The records below must be reproduced exactly, excluding any pictures.

BEGIN Task material

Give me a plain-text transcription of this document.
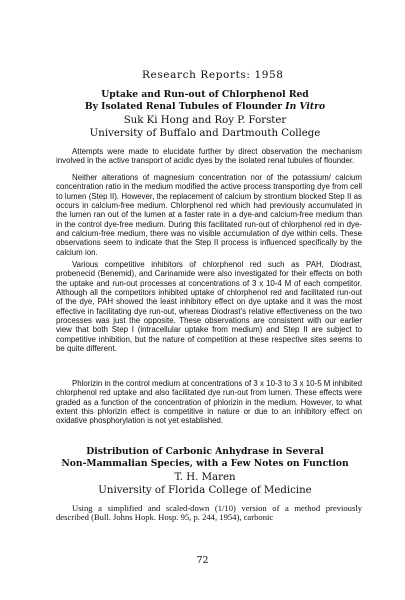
Research Reports: 1958
Uptake and Run-out of Chlorphenol Red
By Isolated Renal Tubules of Flounder In Vitro
Suk Ki Hong and Roy P. Forster
University of Buffalo and Dartmouth College

Attempts were made to elucidate further by direct observation the mechanism involved in the active transport of acidic dyes by the isolated renal tubules of flounder.

Neither alterations of magnesium concentration nor of the potassium/ calcium concentration ratio in the medium modified the active process transporting dye from cell to lumen (Step II). However, the replacement of calcium by strontium blocked Step II as occurs in calcium-free medium. Chlorphenol red which had previously accumulated in the lumen ran out of the lumen at a faster rate in a dye-and calcium-free medium than in the control dye-free medium. During this facilitated run-out of chlorphenol red in dye-and calcium-free medium, there was no visible accumulation of dye within cells. These observations seem to indicate that the Step II process is influenced specifically by the calcium ion.

Various competitive inhibitors of chlorphenol red such as PAH, Diodrast, probenecid (Benemid), and Carinamide were also investigated for their effects on both the uptake and run-out processes at concentrations of 3 x 10-4 M of each competitor. Although all the competitors inhibited uptake of chlorphenol red and facilitated run-out of the dye, PAH showed the least inhibitory effect on dye uptake and it was the most effective in facilitating dye run-out, whereas Diodrast's relative effectiveness on the two processes was just the opposite. These observations are consistent with our earlier view that both Step I (intracellular uptake from medium) and Step II are subject to competitive inhibition, but the nature of competition at these respective sites seems to be quite different.

Phlorizin in the control medium at concentrations of 3 x 10-3 to 3 x 10-5 M inhibited chlorphenol red uptake and also facilitated dye run-out from lumen. These effects were graded as a function of the concentration of phlorizin in the medium. However, to what extent this phlorizin effect is competitive in nature or due to an inhibitory effect on oxidative phosphorylation is not yet established.

Distribution of Carbonic Anhydrase in Several
Non-Mammalian Species, with a Few Notes on Function
T. H. Maren
University of Florida College of Medicine

Using a simplified and scaled-down (1/10) version of a method previously described (Bull. Johns Hopk. Hosp. 95, p. 244, 1954), carbonic

72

END Task material

Response below:
Give me a plain-text transcription of this document.
Research Reports: 1958
Uptake and Run-out of Chlorphenol Red
By Isolated Renal Tubules of Flounder In Vitro
Suk Ki Hong and Roy P. Forster
University of Buffalo and Dartmouth College

Attempts were made to elucidate further by direct observation the mechanism involved in the active transport of acidic dyes by the isolated renal tubules of flounder.

Neither alterations of magnesium concentration nor of the potassium/ calcium concentration ratio in the medium modified the active process transporting dye from cell to lumen (Step II). However, the replacement of calcium by strontium blocked Step II as occurs in calcium-free medium. Chlorphenol red which had previously accumulated in the lumen ran out of the lumen at a faster rate in a dye-and calcium-free medium than in the control dye-free medium. During this facilitated run-out of chlorphenol red in dye-and calcium-free medium, there was no visible accumulation of dye within cells. These observations seem to indicate that the Step II process is influenced specifically by the calcium ion.

Various competitive inhibitors of chlorphenol red such as PAH, Diodrast, probenecid (Benemid), and Carinamide were also investigated for their effects on both the uptake and run-out processes at concentrations of 3 x 10-4 M of each competitor. Although all the competitors inhibited uptake of chlorphenol red and facilitated run-out of the dye, PAH showed the least inhibitory effect on dye uptake and it was the most effective in facilitating dye run-out, whereas Diodrast's relative effectiveness on the two processes was just the opposite. These observations are consistent with our earlier view that both Step I (intracellular uptake from medium) and Step II are subject to competitive inhibition, but the nature of competition at these respective sites seems to be quite different.

Phlorizin in the control medium at concentrations of 3 x 10-3 to 3 x 10-5 M inhibited chlorphenol red uptake and also facilitated dye run-out from lumen. These effects were graded as a function of the concentration of phlorizin in the medium. However, to what extent this phlorizin effect is competitive in nature or due to an inhibitory effect on oxidative phosphorylation is not yet established.

Distribution of Carbonic Anhydrase in Several
Non-Mammalian Species, with a Few Notes on Function
T. H. Maren
University of Florida College of Medicine

Using a simplified and scaled-down (1/10) version of a method previously described (Bull. Johns Hopk. Hosp. 95, p. 244, 1954), carbonic

72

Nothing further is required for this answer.